### Written task
Set down each line of the material that follows, exactly, with no pictures.

── Entries ──

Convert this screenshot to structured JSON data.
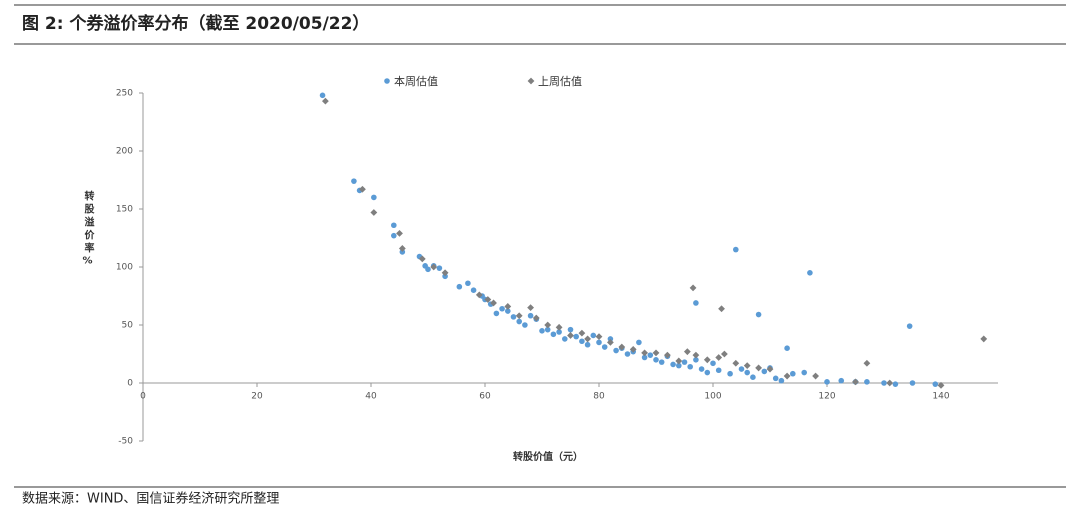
{
  "chart_data": {
    "type": "scatter",
    "title": "图 2:  个券溢价率分布（截至 2020/05/22）",
    "source": "数据来源：WIND、国信证券经济研究所整理",
    "x_label": "转股价值（元）",
    "y_label": "转股溢价率%",
    "xlim": [
      0,
      150
    ],
    "xticks": [
      0,
      20,
      40,
      60,
      80,
      100,
      120,
      140
    ],
    "ylim": [
      -50,
      250
    ],
    "yticks": [
      -50,
      0,
      50,
      100,
      150,
      200,
      250
    ],
    "legend": "top",
    "series": [
      {
        "name": "本周估值",
        "color": "#5b9bd5",
        "marker": "circle",
        "x": [
          31.5,
          37,
          38,
          40.5,
          44,
          44,
          45.5,
          48.5,
          49.5,
          50,
          51,
          52,
          53,
          55.5,
          57,
          58,
          59.5,
          60,
          61,
          62,
          63,
          64,
          65,
          66,
          67,
          68,
          69,
          70,
          71,
          72,
          73,
          74,
          75,
          76,
          77,
          78,
          79,
          80,
          81,
          82,
          83,
          84,
          85,
          86,
          87,
          88,
          89,
          90,
          91,
          92,
          93,
          94,
          95,
          96,
          97,
          97,
          98,
          99,
          100,
          101,
          103,
          104,
          105,
          106,
          107,
          108,
          109,
          110,
          111,
          112,
          113,
          114,
          116,
          117,
          120,
          122.5,
          125,
          127,
          130,
          132,
          134.5,
          135,
          139
        ],
        "values": [
          248,
          174,
          166,
          160,
          136,
          127,
          113,
          109,
          101,
          98,
          101,
          99,
          92,
          83,
          86,
          80,
          75,
          72,
          68,
          60,
          64,
          62,
          57,
          53,
          50,
          58,
          55,
          45,
          46,
          42,
          44,
          38,
          46,
          40,
          36,
          33,
          41,
          35,
          31,
          38,
          28,
          30,
          25,
          27,
          35,
          22,
          24,
          20,
          18,
          23,
          16,
          15,
          18,
          14,
          69,
          20,
          12,
          9,
          17,
          11,
          8,
          115,
          12,
          9,
          5,
          59,
          10,
          13,
          4,
          2,
          30,
          8,
          9,
          95,
          1,
          2,
          1,
          1,
          0,
          -1,
          49,
          0,
          -1
        ]
      },
      {
        "name": "上周估值",
        "color": "#7f7f7f",
        "marker": "diamond",
        "x": [
          32,
          38.5,
          40.5,
          45,
          45.5,
          49,
          51,
          53,
          59,
          60.5,
          61.5,
          64,
          66,
          68,
          69,
          71,
          73,
          75,
          77,
          78,
          80,
          82,
          84,
          86,
          88,
          90,
          92,
          94,
          95.5,
          96.5,
          97,
          99,
          101,
          101.5,
          102,
          104,
          106,
          108,
          110,
          113,
          118,
          125,
          127,
          131,
          140,
          147.5
        ],
        "values": [
          243,
          167,
          147,
          129,
          116,
          107,
          100,
          95,
          76,
          72,
          69,
          66,
          58,
          65,
          56,
          50,
          48,
          41,
          43,
          38,
          40,
          35,
          31,
          29,
          26,
          26,
          24,
          19,
          27,
          82,
          24,
          20,
          22,
          64,
          25,
          17,
          15,
          13,
          12,
          6,
          6,
          1,
          17,
          0,
          -2,
          38
        ]
      }
    ]
  }
}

───

### Output
Convert this screenshot to structured JSON data.
{
  "chart_data": {
    "type": "scatter",
    "title": "图 2:  个券溢价率分布（截至 2020/05/22）",
    "source": "数据来源：WIND、国信证券经济研究所整理",
    "x_label": "转股价值（元）",
    "y_label": "转股溢价率%",
    "xlim": [
      0,
      150
    ],
    "xticks": [
      0,
      20,
      40,
      60,
      80,
      100,
      120,
      140
    ],
    "ylim": [
      -50,
      250
    ],
    "yticks": [
      -50,
      0,
      50,
      100,
      150,
      200,
      250
    ],
    "legend": "top",
    "series": [
      {
        "name": "本周估值",
        "color": "#5b9bd5",
        "marker": "circle",
        "x": [
          31.5,
          37,
          38,
          40.5,
          44,
          44,
          45.5,
          48.5,
          49.5,
          50,
          51,
          52,
          53,
          55.5,
          57,
          58,
          59.5,
          60,
          61,
          62,
          63,
          64,
          65,
          66,
          67,
          68,
          69,
          70,
          71,
          72,
          73,
          74,
          75,
          76,
          77,
          78,
          79,
          80,
          81,
          82,
          83,
          84,
          85,
          86,
          87,
          88,
          89,
          90,
          91,
          92,
          93,
          94,
          95,
          96,
          97,
          97,
          98,
          99,
          100,
          101,
          103,
          104,
          105,
          106,
          107,
          108,
          109,
          110,
          111,
          112,
          113,
          114,
          116,
          117,
          120,
          122.5,
          125,
          127,
          130,
          132,
          134.5,
          135,
          139
        ],
        "values": [
          248,
          174,
          166,
          160,
          136,
          127,
          113,
          109,
          101,
          98,
          101,
          99,
          92,
          83,
          86,
          80,
          75,
          72,
          68,
          60,
          64,
          62,
          57,
          53,
          50,
          58,
          55,
          45,
          46,
          42,
          44,
          38,
          46,
          40,
          36,
          33,
          41,
          35,
          31,
          38,
          28,
          30,
          25,
          27,
          35,
          22,
          24,
          20,
          18,
          23,
          16,
          15,
          18,
          14,
          69,
          20,
          12,
          9,
          17,
          11,
          8,
          115,
          12,
          9,
          5,
          59,
          10,
          13,
          4,
          2,
          30,
          8,
          9,
          95,
          1,
          2,
          1,
          1,
          0,
          -1,
          49,
          0,
          -1
        ]
      },
      {
        "name": "上周估值",
        "color": "#7f7f7f",
        "marker": "diamond",
        "x": [
          32,
          38.5,
          40.5,
          45,
          45.5,
          49,
          51,
          53,
          59,
          60.5,
          61.5,
          64,
          66,
          68,
          69,
          71,
          73,
          75,
          77,
          78,
          80,
          82,
          84,
          86,
          88,
          90,
          92,
          94,
          95.5,
          96.5,
          97,
          99,
          101,
          101.5,
          102,
          104,
          106,
          108,
          110,
          113,
          118,
          125,
          127,
          131,
          140,
          147.5
        ],
        "values": [
          243,
          167,
          147,
          129,
          116,
          107,
          100,
          95,
          76,
          72,
          69,
          66,
          58,
          65,
          56,
          50,
          48,
          41,
          43,
          38,
          40,
          35,
          31,
          29,
          26,
          26,
          24,
          19,
          27,
          82,
          24,
          20,
          22,
          64,
          25,
          17,
          15,
          13,
          12,
          6,
          6,
          1,
          17,
          0,
          -2,
          38
        ]
      }
    ]
  }
}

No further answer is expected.